EXERCISE PROMPT
Copy the lines of the data below verbatim, from the line containing "action-button[interactable]: Clear All" through the line containing "table-cell[interactable]: 2.27 [84, 82, 155, 104]", including both of those lines.
#### PROVIDED DATA ####
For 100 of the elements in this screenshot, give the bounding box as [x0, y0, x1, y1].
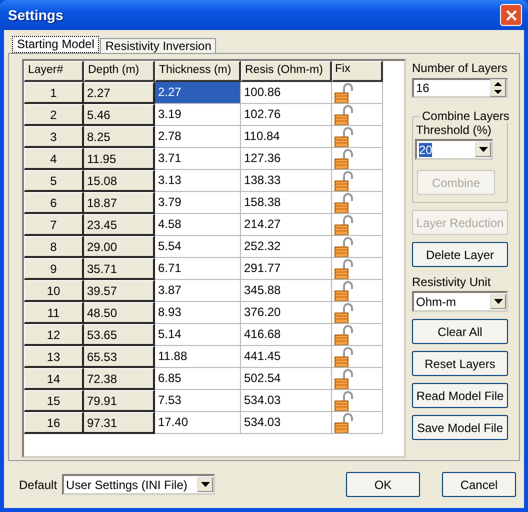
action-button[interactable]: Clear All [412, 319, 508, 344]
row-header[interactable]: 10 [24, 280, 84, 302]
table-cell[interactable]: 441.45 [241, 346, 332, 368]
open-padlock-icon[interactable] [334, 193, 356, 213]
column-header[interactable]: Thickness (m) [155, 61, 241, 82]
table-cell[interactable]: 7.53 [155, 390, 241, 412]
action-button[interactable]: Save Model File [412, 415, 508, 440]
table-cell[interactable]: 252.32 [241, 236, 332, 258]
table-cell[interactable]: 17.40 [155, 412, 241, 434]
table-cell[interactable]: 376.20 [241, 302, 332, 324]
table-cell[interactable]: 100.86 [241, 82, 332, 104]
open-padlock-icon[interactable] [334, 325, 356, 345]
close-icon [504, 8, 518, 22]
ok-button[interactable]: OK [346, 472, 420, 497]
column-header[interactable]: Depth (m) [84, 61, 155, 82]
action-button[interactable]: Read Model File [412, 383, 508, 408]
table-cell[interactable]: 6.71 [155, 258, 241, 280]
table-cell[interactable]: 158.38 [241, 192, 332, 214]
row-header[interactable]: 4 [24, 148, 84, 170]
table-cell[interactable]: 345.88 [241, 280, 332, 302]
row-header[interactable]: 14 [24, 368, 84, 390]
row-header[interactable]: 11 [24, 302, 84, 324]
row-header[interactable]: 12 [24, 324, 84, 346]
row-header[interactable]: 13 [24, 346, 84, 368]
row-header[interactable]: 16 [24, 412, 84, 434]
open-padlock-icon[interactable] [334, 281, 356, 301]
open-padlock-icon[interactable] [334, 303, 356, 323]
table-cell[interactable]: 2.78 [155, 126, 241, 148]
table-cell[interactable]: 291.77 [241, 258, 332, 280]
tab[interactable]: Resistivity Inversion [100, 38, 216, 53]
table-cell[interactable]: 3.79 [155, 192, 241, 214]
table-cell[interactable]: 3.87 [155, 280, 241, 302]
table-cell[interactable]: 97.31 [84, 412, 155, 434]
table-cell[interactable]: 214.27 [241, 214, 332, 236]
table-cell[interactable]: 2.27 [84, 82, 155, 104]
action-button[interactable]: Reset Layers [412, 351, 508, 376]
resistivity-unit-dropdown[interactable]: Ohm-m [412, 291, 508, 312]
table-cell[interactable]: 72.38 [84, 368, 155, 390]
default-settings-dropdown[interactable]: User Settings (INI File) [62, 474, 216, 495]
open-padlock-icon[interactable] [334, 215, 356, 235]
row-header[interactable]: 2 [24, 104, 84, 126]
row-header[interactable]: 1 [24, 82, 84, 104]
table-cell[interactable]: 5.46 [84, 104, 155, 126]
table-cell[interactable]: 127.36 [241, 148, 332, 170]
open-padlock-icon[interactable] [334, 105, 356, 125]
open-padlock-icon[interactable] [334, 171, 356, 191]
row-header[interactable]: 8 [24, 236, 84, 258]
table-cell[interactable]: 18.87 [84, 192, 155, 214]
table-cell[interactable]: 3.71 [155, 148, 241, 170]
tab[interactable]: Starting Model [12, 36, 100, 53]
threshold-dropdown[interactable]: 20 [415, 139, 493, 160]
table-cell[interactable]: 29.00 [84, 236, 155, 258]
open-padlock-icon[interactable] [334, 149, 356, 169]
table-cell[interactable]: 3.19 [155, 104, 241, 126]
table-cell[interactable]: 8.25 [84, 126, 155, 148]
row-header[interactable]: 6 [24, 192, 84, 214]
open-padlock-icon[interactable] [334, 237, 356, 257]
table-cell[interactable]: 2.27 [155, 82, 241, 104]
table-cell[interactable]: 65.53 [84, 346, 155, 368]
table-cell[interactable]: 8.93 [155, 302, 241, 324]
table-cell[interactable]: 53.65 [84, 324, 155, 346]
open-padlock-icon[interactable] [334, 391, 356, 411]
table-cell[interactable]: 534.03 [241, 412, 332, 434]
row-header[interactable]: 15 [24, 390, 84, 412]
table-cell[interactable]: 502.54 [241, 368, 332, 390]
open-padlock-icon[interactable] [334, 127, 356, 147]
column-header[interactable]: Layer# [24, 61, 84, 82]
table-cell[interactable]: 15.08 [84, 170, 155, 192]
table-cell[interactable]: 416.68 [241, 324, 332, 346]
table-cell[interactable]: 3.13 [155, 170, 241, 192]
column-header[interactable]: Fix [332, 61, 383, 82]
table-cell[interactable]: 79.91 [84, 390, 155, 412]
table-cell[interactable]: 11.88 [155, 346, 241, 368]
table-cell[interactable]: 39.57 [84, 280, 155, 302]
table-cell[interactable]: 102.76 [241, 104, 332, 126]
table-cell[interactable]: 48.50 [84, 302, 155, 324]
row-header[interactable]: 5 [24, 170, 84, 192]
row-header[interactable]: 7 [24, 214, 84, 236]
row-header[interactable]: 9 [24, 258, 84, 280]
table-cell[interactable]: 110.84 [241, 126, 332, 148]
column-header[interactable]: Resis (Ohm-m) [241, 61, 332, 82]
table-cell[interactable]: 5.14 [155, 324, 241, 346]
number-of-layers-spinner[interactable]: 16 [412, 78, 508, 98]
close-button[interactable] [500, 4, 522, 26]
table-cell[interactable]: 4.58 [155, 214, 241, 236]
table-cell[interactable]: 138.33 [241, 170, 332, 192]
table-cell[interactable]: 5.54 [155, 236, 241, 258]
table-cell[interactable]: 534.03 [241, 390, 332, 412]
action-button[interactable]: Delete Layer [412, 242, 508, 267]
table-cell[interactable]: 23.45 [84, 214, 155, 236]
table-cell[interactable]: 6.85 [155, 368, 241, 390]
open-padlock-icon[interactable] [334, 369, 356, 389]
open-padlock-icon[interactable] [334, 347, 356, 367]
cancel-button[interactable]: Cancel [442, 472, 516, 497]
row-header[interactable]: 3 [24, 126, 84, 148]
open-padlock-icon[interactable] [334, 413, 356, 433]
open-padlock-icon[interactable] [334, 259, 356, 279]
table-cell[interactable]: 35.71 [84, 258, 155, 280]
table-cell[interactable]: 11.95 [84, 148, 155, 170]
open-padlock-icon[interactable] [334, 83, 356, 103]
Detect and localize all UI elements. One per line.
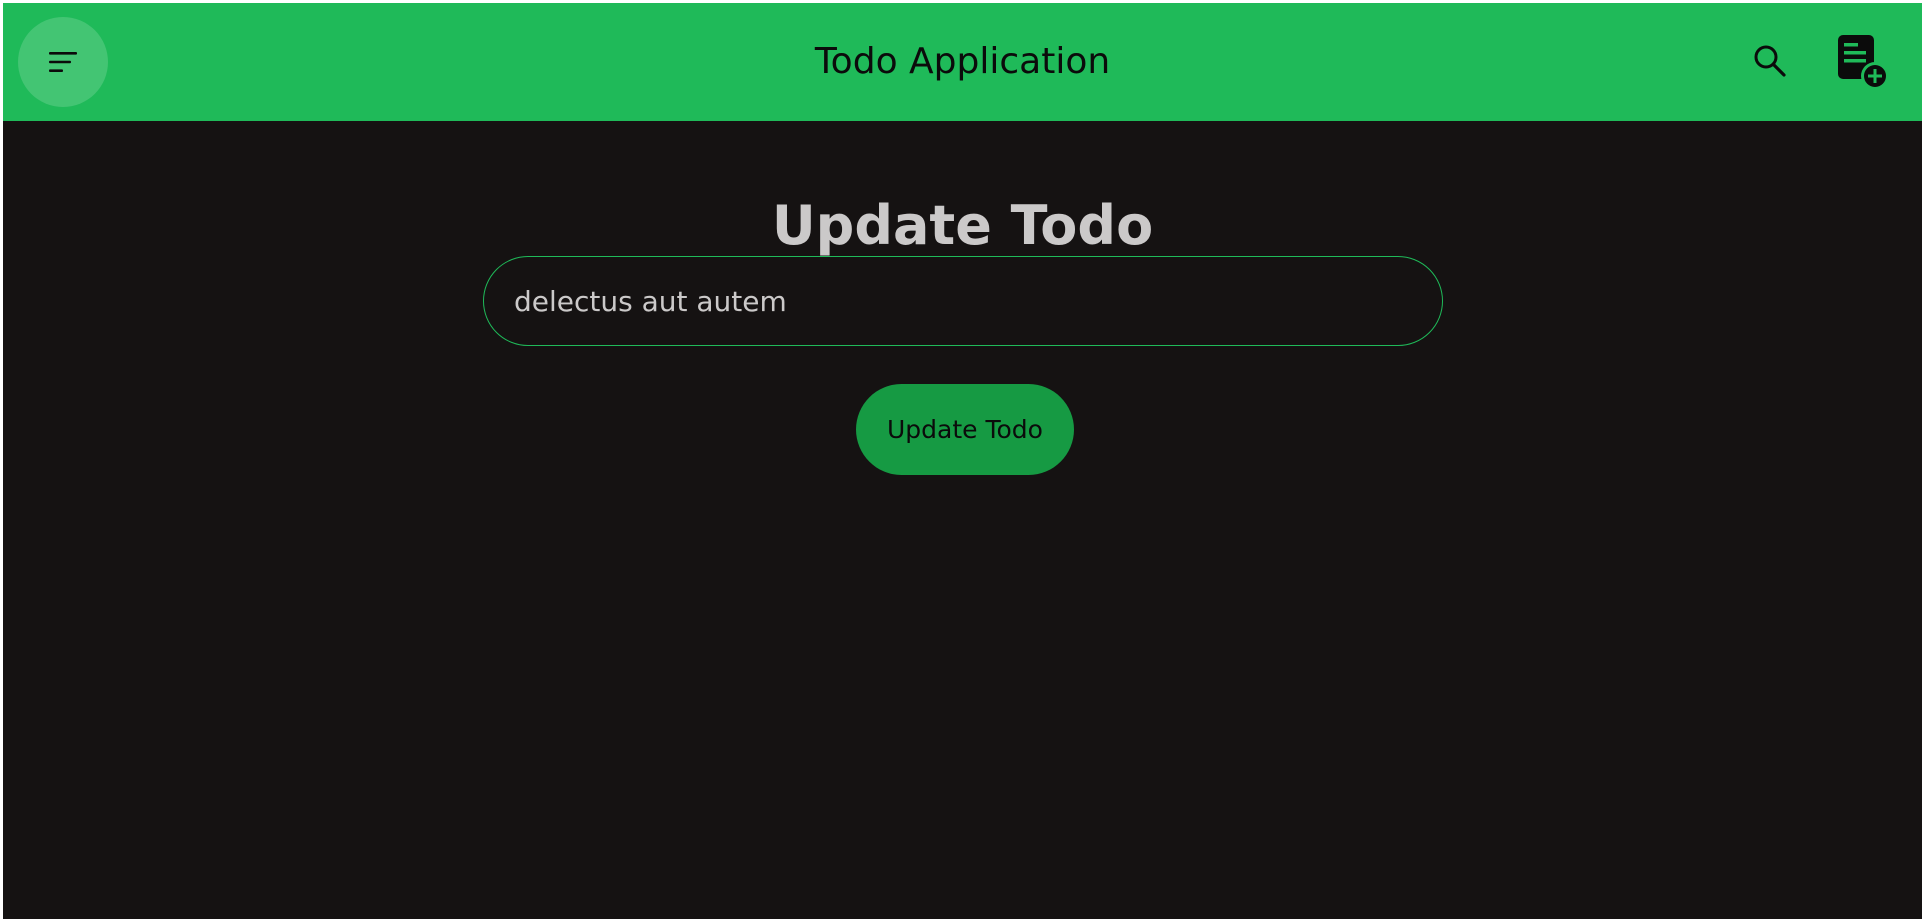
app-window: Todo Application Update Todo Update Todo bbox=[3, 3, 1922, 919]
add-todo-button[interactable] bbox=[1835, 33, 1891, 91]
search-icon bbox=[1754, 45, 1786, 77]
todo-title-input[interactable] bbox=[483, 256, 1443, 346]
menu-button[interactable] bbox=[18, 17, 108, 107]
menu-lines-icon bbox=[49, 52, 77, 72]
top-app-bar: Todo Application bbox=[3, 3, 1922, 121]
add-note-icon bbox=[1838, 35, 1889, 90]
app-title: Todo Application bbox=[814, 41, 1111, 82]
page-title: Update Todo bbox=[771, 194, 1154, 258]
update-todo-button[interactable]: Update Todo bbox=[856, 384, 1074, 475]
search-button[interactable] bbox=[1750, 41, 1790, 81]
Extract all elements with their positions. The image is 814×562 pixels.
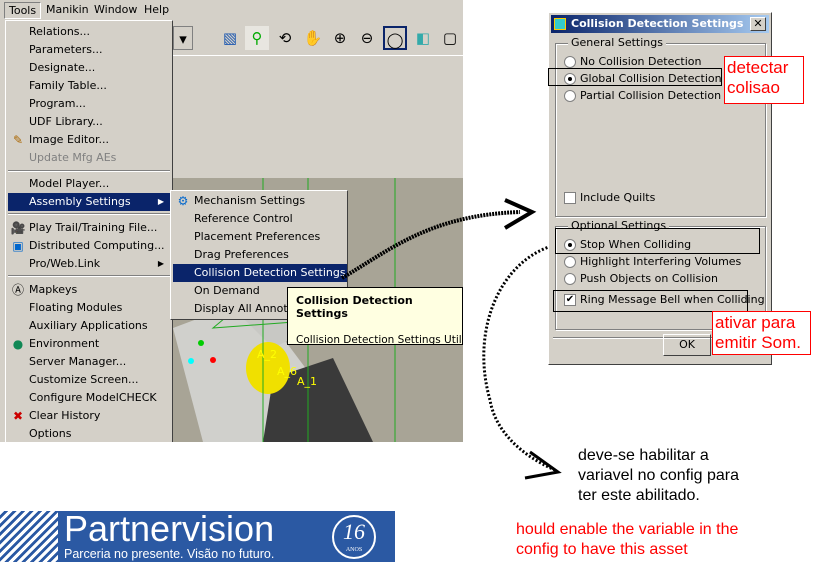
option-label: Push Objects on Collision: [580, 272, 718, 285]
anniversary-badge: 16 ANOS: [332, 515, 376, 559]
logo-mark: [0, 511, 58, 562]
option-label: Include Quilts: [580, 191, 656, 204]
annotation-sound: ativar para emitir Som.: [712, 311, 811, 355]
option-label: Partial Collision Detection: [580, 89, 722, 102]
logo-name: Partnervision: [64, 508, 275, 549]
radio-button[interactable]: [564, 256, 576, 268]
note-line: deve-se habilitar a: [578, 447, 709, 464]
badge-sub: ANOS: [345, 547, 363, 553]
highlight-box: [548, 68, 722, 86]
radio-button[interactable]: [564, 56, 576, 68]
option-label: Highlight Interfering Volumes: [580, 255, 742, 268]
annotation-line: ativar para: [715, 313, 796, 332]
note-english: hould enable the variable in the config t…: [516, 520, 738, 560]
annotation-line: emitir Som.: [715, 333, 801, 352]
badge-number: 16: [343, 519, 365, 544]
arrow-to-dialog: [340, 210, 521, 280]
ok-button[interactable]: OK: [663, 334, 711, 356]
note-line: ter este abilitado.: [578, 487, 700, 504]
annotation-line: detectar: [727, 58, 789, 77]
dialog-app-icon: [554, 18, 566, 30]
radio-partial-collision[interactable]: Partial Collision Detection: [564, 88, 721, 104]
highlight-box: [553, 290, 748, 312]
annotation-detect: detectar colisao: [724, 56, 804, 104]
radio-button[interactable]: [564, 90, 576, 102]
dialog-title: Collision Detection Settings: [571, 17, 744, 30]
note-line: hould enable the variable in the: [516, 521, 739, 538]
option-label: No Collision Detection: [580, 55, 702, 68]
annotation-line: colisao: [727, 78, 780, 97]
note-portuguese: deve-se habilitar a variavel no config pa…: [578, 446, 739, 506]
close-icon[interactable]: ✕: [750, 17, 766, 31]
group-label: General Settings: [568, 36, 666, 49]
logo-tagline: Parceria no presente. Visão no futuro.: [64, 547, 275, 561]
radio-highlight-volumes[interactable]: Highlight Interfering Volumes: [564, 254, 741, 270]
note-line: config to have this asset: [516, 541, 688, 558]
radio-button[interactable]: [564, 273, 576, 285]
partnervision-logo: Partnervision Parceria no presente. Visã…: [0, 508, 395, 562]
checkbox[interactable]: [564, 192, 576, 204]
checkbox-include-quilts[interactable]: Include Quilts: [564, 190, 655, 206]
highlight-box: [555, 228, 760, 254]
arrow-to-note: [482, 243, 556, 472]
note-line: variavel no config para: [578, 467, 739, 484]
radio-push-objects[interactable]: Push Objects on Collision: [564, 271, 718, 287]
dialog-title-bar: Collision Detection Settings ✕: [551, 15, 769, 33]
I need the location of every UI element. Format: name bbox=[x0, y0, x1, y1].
####
COMPLETED TASK
action-button[interactable]: Clear All [412, 319, 508, 344]
row-header[interactable]: 10 [24, 280, 84, 302]
table-cell[interactable]: 441.45 [241, 346, 332, 368]
open-padlock-icon[interactable] [334, 193, 356, 213]
column-header[interactable]: Thickness (m) [155, 61, 241, 82]
table-cell[interactable]: 7.53 [155, 390, 241, 412]
action-button[interactable]: Save Model File [412, 415, 508, 440]
table-cell[interactable]: 252.32 [241, 236, 332, 258]
table-cell[interactable]: 17.40 [155, 412, 241, 434]
table-cell[interactable]: 376.20 [241, 302, 332, 324]
table-cell[interactable]: 100.86 [241, 82, 332, 104]
open-padlock-icon[interactable] [334, 325, 356, 345]
close-icon [504, 8, 518, 22]
ok-button[interactable]: OK [346, 472, 420, 497]
column-header[interactable]: Depth (m) [84, 61, 155, 82]
action-button[interactable]: Read Model File [412, 383, 508, 408]
table-cell[interactable]: 6.71 [155, 258, 241, 280]
table-cell[interactable]: 158.38 [241, 192, 332, 214]
row-header[interactable]: 4 [24, 148, 84, 170]
table-cell[interactable]: 345.88 [241, 280, 332, 302]
row-header[interactable]: 14 [24, 368, 84, 390]
row-header[interactable]: 11 [24, 302, 84, 324]
row-header[interactable]: 12 [24, 324, 84, 346]
row-header[interactable]: 13 [24, 346, 84, 368]
row-header[interactable]: 16 [24, 412, 84, 434]
open-padlock-icon[interactable] [334, 281, 356, 301]
open-padlock-icon[interactable] [334, 303, 356, 323]
table-cell[interactable]: 2.78 [155, 126, 241, 148]
table-cell[interactable]: 291.77 [241, 258, 332, 280]
tab[interactable]: Resistivity Inversion [100, 38, 216, 53]
table-cell[interactable]: 3.79 [155, 192, 241, 214]
table-cell[interactable]: 3.87 [155, 280, 241, 302]
table-cell[interactable]: 97.31 [84, 412, 155, 434]
table-cell[interactable]: 214.27 [241, 214, 332, 236]
table-cell[interactable]: 2.27 [84, 82, 155, 104]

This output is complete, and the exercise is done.